DIRECTION:
Restate each of the lines below word for word and drop every picture.

==== SOURCE DATA ====

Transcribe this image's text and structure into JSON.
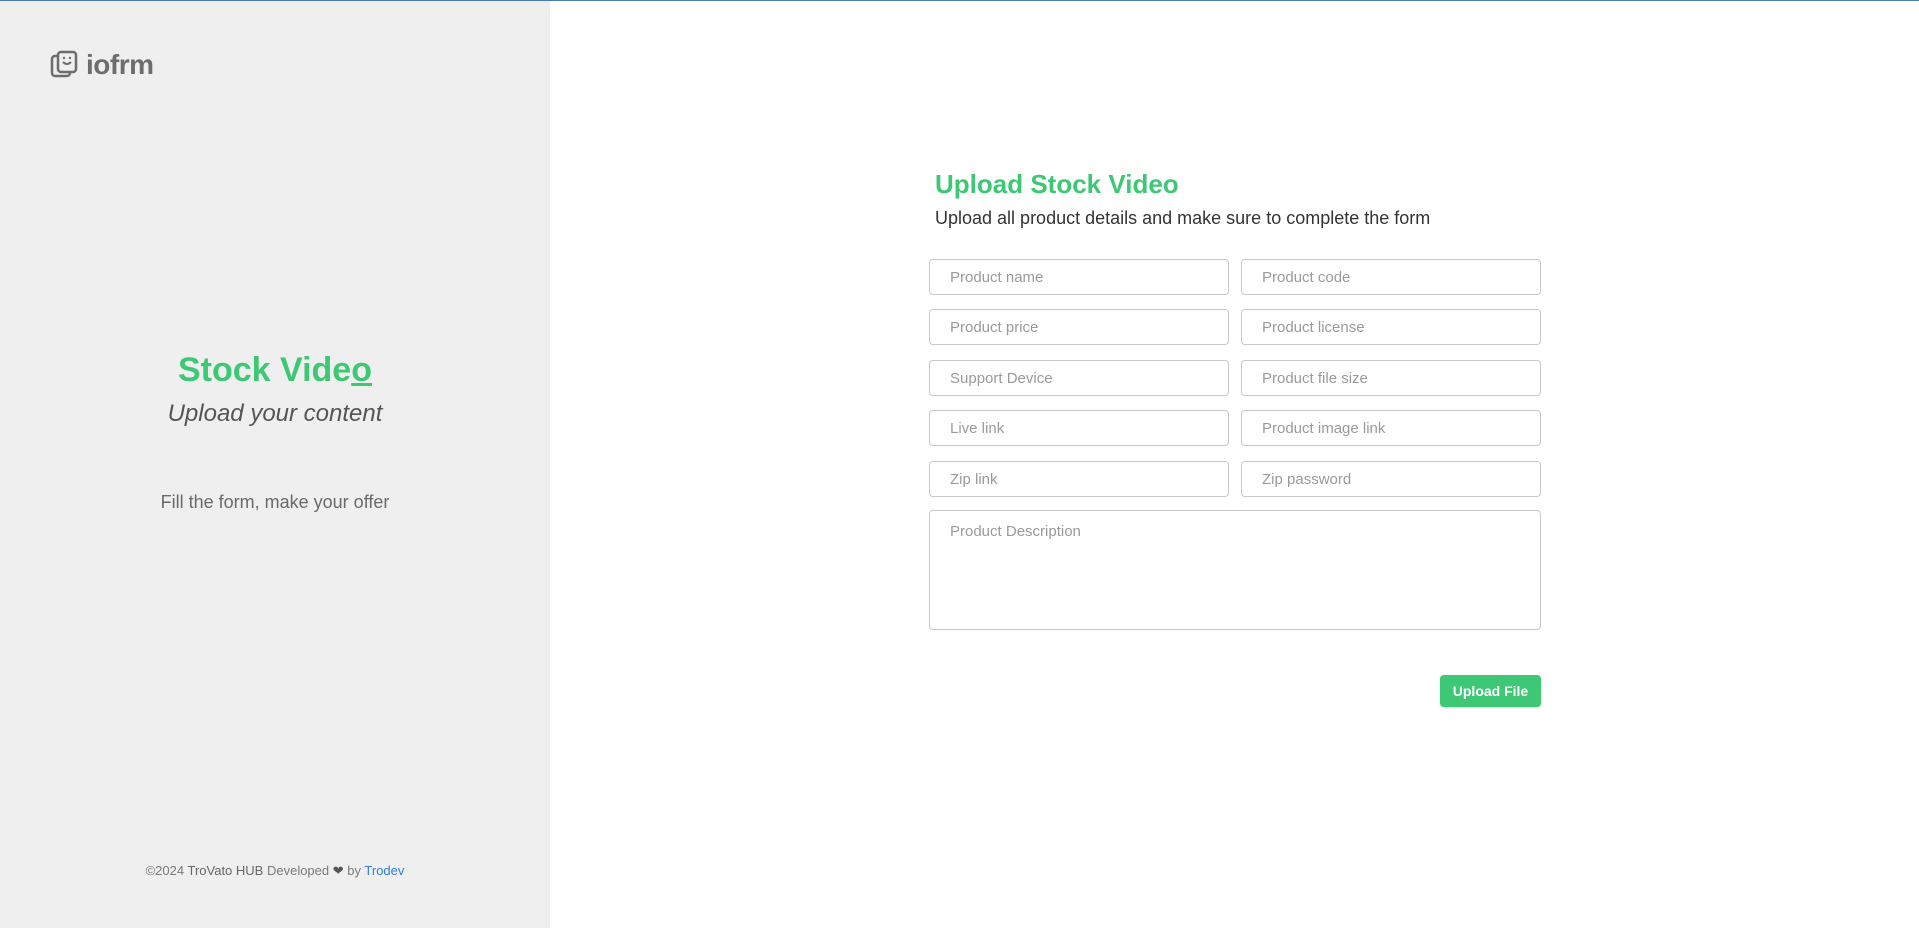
{
  "brand": {
    "logo_text": "iofrm",
    "logo_icon": "stacked-cards-icon"
  },
  "sidebar": {
    "title_main": "Stock Vide",
    "title_last_char": "o",
    "subtitle": "Upload your content",
    "tagline": "Fill the form, make your offer"
  },
  "footer": {
    "copyright": "©2024",
    "company": "TroVato HUB",
    "developed": "Developed",
    "heart_icon": "heart-icon",
    "by": "by",
    "developer": "Trodev"
  },
  "form": {
    "title": "Upload Stock Video",
    "subtitle": "Upload all product details and make sure to complete the form",
    "fields": {
      "product_name": "Product name",
      "product_code": "Product code",
      "product_price": "Product price",
      "product_license": "Product license",
      "support_device": "Support Device",
      "product_file_size": "Product file size",
      "live_link": "Live link",
      "product_image_link": "Product image link",
      "zip_link": "Zip link",
      "zip_password": "Zip password",
      "product_description": "Product Description"
    },
    "submit_label": "Upload File"
  },
  "colors": {
    "accent": "#3ec774",
    "sidebar_bg": "#efefef",
    "link": "#2f7fd6",
    "top_border": "#4a7bb7"
  }
}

====

FINISHED ANSWER:
Transcribe this image's text and structure into JSON.
{
  "brand": {
    "logo_text": "iofrm",
    "logo_icon": "stacked-cards-icon"
  },
  "sidebar": {
    "title_main": "Stock Vide",
    "title_last_char": "o",
    "subtitle": "Upload your content",
    "tagline": "Fill the form, make your offer"
  },
  "footer": {
    "copyright": "©2024",
    "company": "TroVato HUB",
    "developed": "Developed",
    "heart_icon": "heart-icon",
    "by": "by",
    "developer": "Trodev"
  },
  "form": {
    "title": "Upload Stock Video",
    "subtitle": "Upload all product details and make sure to complete the form",
    "fields": {
      "product_name": "Product name",
      "product_code": "Product code",
      "product_price": "Product price",
      "product_license": "Product license",
      "support_device": "Support Device",
      "product_file_size": "Product file size",
      "live_link": "Live link",
      "product_image_link": "Product image link",
      "zip_link": "Zip link",
      "zip_password": "Zip password",
      "product_description": "Product Description"
    },
    "submit_label": "Upload File"
  },
  "colors": {
    "accent": "#3ec774",
    "sidebar_bg": "#efefef",
    "link": "#2f7fd6",
    "top_border": "#4a7bb7"
  }
}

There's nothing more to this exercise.